WHAT IS EXPECTED – Look at the entries below and reproduce them exactly.

Figure collection entries –
━━━━━━━━━━━━━━━━━━━━━━━━━━━━━━

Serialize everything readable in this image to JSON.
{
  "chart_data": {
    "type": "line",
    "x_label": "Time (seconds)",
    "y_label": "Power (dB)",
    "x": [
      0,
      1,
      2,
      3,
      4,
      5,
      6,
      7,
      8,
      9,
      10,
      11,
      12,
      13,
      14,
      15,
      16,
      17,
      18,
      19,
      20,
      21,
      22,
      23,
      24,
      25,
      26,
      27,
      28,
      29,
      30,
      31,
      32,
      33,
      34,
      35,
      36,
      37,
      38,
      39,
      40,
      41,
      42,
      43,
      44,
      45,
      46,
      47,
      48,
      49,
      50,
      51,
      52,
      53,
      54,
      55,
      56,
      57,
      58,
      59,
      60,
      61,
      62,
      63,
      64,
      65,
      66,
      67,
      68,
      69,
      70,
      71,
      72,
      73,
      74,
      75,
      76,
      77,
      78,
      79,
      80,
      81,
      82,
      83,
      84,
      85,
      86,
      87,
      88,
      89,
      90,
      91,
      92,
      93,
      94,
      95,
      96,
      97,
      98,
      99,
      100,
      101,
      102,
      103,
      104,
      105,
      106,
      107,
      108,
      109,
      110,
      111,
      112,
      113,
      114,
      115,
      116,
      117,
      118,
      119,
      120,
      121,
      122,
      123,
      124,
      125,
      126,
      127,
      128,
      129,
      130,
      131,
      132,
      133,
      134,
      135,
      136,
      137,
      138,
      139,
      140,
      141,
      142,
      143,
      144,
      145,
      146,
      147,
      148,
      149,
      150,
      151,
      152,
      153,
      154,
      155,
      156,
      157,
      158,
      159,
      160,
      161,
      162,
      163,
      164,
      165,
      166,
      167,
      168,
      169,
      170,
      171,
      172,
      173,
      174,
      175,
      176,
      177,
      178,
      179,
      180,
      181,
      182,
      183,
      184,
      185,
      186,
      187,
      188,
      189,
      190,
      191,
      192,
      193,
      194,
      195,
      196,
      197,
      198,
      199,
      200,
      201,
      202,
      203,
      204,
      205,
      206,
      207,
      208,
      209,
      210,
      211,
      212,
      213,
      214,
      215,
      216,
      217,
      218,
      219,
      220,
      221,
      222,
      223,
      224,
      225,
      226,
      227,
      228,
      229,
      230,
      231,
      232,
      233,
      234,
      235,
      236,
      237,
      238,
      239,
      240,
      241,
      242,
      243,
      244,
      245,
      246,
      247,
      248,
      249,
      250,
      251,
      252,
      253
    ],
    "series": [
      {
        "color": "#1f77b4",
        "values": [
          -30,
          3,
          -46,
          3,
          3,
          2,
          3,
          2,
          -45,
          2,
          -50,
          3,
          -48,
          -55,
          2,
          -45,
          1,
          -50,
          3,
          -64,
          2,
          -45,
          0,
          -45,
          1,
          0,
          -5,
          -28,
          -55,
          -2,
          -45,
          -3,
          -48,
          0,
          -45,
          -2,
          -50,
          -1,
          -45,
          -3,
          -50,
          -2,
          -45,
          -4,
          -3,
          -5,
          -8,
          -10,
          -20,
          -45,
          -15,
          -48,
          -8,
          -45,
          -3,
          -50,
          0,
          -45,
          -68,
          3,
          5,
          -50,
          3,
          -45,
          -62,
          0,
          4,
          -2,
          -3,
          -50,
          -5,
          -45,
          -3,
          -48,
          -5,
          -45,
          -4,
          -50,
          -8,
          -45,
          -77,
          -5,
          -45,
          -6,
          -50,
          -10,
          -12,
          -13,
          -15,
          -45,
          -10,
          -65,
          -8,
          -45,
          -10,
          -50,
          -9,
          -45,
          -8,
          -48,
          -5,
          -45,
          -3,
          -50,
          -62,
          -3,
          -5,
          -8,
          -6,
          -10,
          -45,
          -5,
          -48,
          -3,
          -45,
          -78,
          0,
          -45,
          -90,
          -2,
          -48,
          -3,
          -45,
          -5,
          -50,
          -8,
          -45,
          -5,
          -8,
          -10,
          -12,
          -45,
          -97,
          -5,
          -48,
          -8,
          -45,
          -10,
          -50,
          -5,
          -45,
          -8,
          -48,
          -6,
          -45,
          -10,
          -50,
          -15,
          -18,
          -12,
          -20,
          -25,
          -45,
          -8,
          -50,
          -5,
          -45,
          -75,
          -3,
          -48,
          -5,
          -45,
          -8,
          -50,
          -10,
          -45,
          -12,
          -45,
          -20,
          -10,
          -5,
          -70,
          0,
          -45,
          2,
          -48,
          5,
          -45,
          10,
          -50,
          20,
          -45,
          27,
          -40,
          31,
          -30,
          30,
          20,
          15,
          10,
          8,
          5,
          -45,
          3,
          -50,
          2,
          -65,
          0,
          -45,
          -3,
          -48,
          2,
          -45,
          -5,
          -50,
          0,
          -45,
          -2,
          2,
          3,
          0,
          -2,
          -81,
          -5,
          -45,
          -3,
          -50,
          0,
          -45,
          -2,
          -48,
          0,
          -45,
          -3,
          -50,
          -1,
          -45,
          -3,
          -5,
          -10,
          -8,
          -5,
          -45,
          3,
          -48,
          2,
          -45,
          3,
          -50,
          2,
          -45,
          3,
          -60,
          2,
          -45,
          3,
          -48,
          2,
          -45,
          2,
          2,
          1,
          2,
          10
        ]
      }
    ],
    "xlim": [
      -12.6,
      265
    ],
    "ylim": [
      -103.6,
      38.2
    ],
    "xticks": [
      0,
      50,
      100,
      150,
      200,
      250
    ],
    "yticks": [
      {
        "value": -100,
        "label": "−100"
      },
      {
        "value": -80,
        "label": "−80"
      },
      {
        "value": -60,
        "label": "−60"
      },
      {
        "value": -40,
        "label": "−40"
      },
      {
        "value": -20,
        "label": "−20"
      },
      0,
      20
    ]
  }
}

━━━━━━━━━━━━━━━━━━━━━━━━━━━━━━

REPLY TO THE EXERCISE –
Serialize everything readable in this image to JSON.
{
  "chart_data": {
    "type": "line",
    "x_label": "Time (seconds)",
    "y_label": "Power (dB)",
    "x": [
      0,
      1,
      2,
      3,
      4,
      5,
      6,
      7,
      8,
      9,
      10,
      11,
      12,
      13,
      14,
      15,
      16,
      17,
      18,
      19,
      20,
      21,
      22,
      23,
      24,
      25,
      26,
      27,
      28,
      29,
      30,
      31,
      32,
      33,
      34,
      35,
      36,
      37,
      38,
      39,
      40,
      41,
      42,
      43,
      44,
      45,
      46,
      47,
      48,
      49,
      50,
      51,
      52,
      53,
      54,
      55,
      56,
      57,
      58,
      59,
      60,
      61,
      62,
      63,
      64,
      65,
      66,
      67,
      68,
      69,
      70,
      71,
      72,
      73,
      74,
      75,
      76,
      77,
      78,
      79,
      80,
      81,
      82,
      83,
      84,
      85,
      86,
      87,
      88,
      89,
      90,
      91,
      92,
      93,
      94,
      95,
      96,
      97,
      98,
      99,
      100,
      101,
      102,
      103,
      104,
      105,
      106,
      107,
      108,
      109,
      110,
      111,
      112,
      113,
      114,
      115,
      116,
      117,
      118,
      119,
      120,
      121,
      122,
      123,
      124,
      125,
      126,
      127,
      128,
      129,
      130,
      131,
      132,
      133,
      134,
      135,
      136,
      137,
      138,
      139,
      140,
      141,
      142,
      143,
      144,
      145,
      146,
      147,
      148,
      149,
      150,
      151,
      152,
      153,
      154,
      155,
      156,
      157,
      158,
      159,
      160,
      161,
      162,
      163,
      164,
      165,
      166,
      167,
      168,
      169,
      170,
      171,
      172,
      173,
      174,
      175,
      176,
      177,
      178,
      179,
      180,
      181,
      182,
      183,
      184,
      185,
      186,
      187,
      188,
      189,
      190,
      191,
      192,
      193,
      194,
      195,
      196,
      197,
      198,
      199,
      200,
      201,
      202,
      203,
      204,
      205,
      206,
      207,
      208,
      209,
      210,
      211,
      212,
      213,
      214,
      215,
      216,
      217,
      218,
      219,
      220,
      221,
      222,
      223,
      224,
      225,
      226,
      227,
      228,
      229,
      230,
      231,
      232,
      233,
      234,
      235,
      236,
      237,
      238,
      239,
      240,
      241,
      242,
      243,
      244,
      245,
      246,
      247,
      248,
      249,
      250,
      251,
      252,
      253
    ],
    "series": [
      {
        "color": "#1f77b4",
        "values": [
          -30,
          3,
          -46,
          3,
          3,
          2,
          3,
          2,
          -45,
          2,
          -50,
          3,
          -48,
          -55,
          2,
          -45,
          1,
          -50,
          3,
          -64,
          2,
          -45,
          0,
          -45,
          1,
          0,
          -5,
          -28,
          -55,
          -2,
          -45,
          -3,
          -48,
          0,
          -45,
          -2,
          -50,
          -1,
          -45,
          -3,
          -50,
          -2,
          -45,
          -4,
          -3,
          -5,
          -8,
          -10,
          -20,
          -45,
          -15,
          -48,
          -8,
          -45,
          -3,
          -50,
          0,
          -45,
          -68,
          3,
          5,
          -50,
          3,
          -45,
          -62,
          0,
          4,
          -2,
          -3,
          -50,
          -5,
          -45,
          -3,
          -48,
          -5,
          -45,
          -4,
          -50,
          -8,
          -45,
          -77,
          -5,
          -45,
          -6,
          -50,
          -10,
          -12,
          -13,
          -15,
          -45,
          -10,
          -65,
          -8,
          -45,
          -10,
          -50,
          -9,
          -45,
          -8,
          -48,
          -5,
          -45,
          -3,
          -50,
          -62,
          -3,
          -5,
          -8,
          -6,
          -10,
          -45,
          -5,
          -48,
          -3,
          -45,
          -78,
          0,
          -45,
          -90,
          -2,
          -48,
          -3,
          -45,
          -5,
          -50,
          -8,
          -45,
          -5,
          -8,
          -10,
          -12,
          -45,
          -97,
          -5,
          -48,
          -8,
          -45,
          -10,
          -50,
          -5,
          -45,
          -8,
          -48,
          -6,
          -45,
          -10,
          -50,
          -15,
          -18,
          -12,
          -20,
          -25,
          -45,
          -8,
          -50,
          -5,
          -45,
          -75,
          -3,
          -48,
          -5,
          -45,
          -8,
          -50,
          -10,
          -45,
          -12,
          -45,
          -20,
          -10,
          -5,
          -70,
          0,
          -45,
          2,
          -48,
          5,
          -45,
          10,
          -50,
          20,
          -45,
          27,
          -40,
          31,
          -30,
          30,
          20,
          15,
          10,
          8,
          5,
          -45,
          3,
          -50,
          2,
          -65,
          0,
          -45,
          -3,
          -48,
          2,
          -45,
          -5,
          -50,
          0,
          -45,
          -2,
          2,
          3,
          0,
          -2,
          -81,
          -5,
          -45,
          -3,
          -50,
          0,
          -45,
          -2,
          -48,
          0,
          -45,
          -3,
          -50,
          -1,
          -45,
          -3,
          -5,
          -10,
          -8,
          -5,
          -45,
          3,
          -48,
          2,
          -45,
          3,
          -50,
          2,
          -45,
          3,
          -60,
          2,
          -45,
          3,
          -48,
          2,
          -45,
          2,
          2,
          1,
          2,
          10
        ]
      }
    ],
    "xlim": [
      -12.6,
      265
    ],
    "ylim": [
      -103.6,
      38.2
    ],
    "xticks": [
      0,
      50,
      100,
      150,
      200,
      250
    ],
    "yticks": [
      {
        "value": -100,
        "label": "−100"
      },
      {
        "value": -80,
        "label": "−80"
      },
      {
        "value": -60,
        "label": "−60"
      },
      {
        "value": -40,
        "label": "−40"
      },
      {
        "value": -20,
        "label": "−20"
      },
      0,
      20
    ]
  }
}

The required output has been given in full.